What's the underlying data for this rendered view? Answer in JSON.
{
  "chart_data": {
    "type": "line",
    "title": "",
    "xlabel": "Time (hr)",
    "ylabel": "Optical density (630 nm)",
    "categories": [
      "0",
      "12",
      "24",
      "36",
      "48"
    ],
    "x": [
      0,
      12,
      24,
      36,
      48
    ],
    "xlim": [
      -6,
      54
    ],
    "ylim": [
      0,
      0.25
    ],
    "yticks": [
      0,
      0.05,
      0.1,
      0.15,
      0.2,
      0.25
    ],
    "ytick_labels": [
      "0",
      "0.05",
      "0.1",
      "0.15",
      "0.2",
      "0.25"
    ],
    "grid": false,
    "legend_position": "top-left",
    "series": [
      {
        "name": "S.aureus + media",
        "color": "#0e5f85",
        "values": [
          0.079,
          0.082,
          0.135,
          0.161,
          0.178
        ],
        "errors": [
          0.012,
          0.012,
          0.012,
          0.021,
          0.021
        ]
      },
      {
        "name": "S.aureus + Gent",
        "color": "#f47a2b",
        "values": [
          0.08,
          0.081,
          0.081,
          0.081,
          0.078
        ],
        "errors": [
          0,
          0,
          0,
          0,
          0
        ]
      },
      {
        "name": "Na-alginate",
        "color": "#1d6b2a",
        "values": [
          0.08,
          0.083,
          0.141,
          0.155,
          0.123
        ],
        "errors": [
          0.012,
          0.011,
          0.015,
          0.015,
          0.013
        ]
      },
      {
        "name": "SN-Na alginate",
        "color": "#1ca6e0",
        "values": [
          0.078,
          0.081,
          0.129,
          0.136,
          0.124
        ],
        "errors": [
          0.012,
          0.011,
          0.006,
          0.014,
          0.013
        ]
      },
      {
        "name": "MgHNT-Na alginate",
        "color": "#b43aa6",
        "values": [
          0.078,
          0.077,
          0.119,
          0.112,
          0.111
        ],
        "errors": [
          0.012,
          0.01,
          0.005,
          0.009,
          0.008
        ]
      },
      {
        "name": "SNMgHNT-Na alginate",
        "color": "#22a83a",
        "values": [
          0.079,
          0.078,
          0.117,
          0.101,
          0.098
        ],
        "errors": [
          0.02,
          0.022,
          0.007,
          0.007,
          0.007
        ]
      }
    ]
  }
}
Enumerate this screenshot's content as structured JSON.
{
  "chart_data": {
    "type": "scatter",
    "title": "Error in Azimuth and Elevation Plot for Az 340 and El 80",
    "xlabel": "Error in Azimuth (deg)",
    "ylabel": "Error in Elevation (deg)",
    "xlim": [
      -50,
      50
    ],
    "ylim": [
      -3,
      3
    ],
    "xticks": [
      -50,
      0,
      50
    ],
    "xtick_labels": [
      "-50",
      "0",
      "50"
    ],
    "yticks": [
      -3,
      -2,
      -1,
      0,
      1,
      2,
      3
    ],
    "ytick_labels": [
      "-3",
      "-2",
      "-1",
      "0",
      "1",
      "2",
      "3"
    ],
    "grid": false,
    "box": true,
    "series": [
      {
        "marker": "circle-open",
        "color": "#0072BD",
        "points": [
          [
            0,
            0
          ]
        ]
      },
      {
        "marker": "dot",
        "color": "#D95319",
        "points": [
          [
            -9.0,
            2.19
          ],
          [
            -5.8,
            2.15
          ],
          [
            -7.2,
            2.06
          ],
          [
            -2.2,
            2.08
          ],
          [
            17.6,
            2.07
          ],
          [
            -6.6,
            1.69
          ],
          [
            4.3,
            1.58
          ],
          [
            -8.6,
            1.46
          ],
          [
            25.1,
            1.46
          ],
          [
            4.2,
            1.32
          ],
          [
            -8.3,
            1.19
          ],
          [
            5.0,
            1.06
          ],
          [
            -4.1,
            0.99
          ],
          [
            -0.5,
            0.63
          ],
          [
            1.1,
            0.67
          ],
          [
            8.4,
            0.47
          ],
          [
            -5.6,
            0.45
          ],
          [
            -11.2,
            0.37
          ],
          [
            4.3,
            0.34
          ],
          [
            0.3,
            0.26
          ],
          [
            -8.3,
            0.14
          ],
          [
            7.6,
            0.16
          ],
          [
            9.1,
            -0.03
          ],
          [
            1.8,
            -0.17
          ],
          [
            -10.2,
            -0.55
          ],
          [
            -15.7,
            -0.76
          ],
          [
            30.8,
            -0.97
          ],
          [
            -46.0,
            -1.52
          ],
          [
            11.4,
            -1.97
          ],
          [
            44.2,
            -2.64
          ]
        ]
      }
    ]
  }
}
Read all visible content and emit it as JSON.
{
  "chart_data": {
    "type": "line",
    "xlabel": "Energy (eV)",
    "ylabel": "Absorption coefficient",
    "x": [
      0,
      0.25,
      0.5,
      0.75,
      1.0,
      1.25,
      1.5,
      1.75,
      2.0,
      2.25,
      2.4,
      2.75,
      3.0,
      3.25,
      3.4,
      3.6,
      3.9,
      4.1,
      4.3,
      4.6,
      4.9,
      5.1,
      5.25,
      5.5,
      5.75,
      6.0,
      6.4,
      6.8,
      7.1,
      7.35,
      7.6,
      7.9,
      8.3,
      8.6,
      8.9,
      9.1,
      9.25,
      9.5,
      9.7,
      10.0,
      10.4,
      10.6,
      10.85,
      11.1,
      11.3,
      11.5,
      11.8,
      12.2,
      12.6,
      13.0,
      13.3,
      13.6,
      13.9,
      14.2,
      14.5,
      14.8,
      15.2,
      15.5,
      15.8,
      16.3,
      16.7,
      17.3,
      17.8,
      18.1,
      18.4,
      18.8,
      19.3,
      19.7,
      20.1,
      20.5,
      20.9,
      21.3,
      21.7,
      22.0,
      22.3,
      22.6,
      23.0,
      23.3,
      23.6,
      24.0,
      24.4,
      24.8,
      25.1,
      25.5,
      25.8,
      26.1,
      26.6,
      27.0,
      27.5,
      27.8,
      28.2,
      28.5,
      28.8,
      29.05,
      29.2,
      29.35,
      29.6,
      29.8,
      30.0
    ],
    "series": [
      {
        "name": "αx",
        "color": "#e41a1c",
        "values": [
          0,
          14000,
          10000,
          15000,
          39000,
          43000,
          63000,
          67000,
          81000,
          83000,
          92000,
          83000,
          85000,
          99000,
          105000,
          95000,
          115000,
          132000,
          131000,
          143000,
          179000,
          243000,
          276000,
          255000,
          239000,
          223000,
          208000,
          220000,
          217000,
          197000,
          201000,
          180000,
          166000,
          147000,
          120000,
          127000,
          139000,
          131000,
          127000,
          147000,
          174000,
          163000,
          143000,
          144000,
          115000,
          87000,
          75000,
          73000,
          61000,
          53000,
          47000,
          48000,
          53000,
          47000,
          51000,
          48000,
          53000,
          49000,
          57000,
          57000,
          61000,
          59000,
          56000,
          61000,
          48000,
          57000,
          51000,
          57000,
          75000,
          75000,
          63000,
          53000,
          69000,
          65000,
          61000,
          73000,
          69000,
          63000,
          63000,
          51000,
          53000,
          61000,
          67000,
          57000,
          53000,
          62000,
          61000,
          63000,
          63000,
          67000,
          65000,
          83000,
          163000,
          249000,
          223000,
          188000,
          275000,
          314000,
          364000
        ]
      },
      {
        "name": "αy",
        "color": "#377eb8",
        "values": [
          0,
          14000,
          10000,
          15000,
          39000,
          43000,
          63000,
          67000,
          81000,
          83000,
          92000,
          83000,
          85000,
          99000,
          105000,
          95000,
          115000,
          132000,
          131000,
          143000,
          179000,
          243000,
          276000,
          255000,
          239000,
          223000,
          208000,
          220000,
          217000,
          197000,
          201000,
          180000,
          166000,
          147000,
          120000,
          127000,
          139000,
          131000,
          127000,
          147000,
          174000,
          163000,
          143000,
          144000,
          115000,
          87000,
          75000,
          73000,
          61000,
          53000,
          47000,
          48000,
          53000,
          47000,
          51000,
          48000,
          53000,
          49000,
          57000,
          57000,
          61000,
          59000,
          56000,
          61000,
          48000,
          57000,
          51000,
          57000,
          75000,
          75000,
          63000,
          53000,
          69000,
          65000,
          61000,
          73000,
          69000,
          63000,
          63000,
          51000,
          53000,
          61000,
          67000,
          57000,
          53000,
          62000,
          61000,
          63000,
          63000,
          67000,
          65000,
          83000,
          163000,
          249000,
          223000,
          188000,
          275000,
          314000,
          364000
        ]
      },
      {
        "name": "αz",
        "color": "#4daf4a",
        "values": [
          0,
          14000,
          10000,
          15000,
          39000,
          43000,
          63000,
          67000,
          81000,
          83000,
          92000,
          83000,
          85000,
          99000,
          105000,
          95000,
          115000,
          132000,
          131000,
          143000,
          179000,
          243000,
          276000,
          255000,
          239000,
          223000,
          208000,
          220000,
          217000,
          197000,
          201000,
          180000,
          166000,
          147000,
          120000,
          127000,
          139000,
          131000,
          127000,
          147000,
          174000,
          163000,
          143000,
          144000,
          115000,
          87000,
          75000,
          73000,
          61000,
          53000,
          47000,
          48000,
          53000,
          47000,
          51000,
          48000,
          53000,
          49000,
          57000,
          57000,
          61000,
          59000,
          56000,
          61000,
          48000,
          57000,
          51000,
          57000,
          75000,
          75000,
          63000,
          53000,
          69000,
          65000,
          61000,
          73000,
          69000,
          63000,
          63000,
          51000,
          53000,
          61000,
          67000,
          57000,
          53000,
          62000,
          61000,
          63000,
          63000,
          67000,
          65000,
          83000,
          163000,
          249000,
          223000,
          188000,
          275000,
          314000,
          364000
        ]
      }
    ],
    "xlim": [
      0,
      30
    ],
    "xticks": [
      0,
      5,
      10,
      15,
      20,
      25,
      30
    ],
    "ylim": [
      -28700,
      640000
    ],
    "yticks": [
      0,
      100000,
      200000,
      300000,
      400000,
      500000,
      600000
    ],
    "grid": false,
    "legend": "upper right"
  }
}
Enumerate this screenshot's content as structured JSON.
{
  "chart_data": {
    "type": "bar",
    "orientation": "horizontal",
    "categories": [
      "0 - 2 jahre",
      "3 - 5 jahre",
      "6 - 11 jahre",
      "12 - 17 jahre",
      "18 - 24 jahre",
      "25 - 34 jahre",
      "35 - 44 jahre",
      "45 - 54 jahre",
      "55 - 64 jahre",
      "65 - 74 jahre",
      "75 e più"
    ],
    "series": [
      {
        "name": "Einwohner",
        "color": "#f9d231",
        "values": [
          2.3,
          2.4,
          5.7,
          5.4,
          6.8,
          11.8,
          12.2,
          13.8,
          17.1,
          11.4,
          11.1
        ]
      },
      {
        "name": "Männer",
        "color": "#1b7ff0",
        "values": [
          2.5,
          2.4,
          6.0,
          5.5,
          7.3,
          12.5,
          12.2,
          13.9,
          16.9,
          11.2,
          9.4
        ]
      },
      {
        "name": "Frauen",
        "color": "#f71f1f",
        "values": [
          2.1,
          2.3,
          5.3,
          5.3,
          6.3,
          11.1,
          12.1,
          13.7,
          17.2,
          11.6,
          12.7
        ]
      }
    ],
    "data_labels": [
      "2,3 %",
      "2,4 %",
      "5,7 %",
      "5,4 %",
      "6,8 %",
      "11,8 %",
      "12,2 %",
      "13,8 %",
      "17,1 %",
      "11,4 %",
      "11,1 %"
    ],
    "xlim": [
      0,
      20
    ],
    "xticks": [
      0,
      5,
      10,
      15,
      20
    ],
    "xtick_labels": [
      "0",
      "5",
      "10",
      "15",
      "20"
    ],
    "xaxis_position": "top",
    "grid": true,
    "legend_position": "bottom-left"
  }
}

=== Aim of the exercise ===
Pull out each line holding the string "title".

=== Answer to this problem ===
    "title": "",
    "title": "Error in Azimuth and Elevation Plot for Az 340 and El 80",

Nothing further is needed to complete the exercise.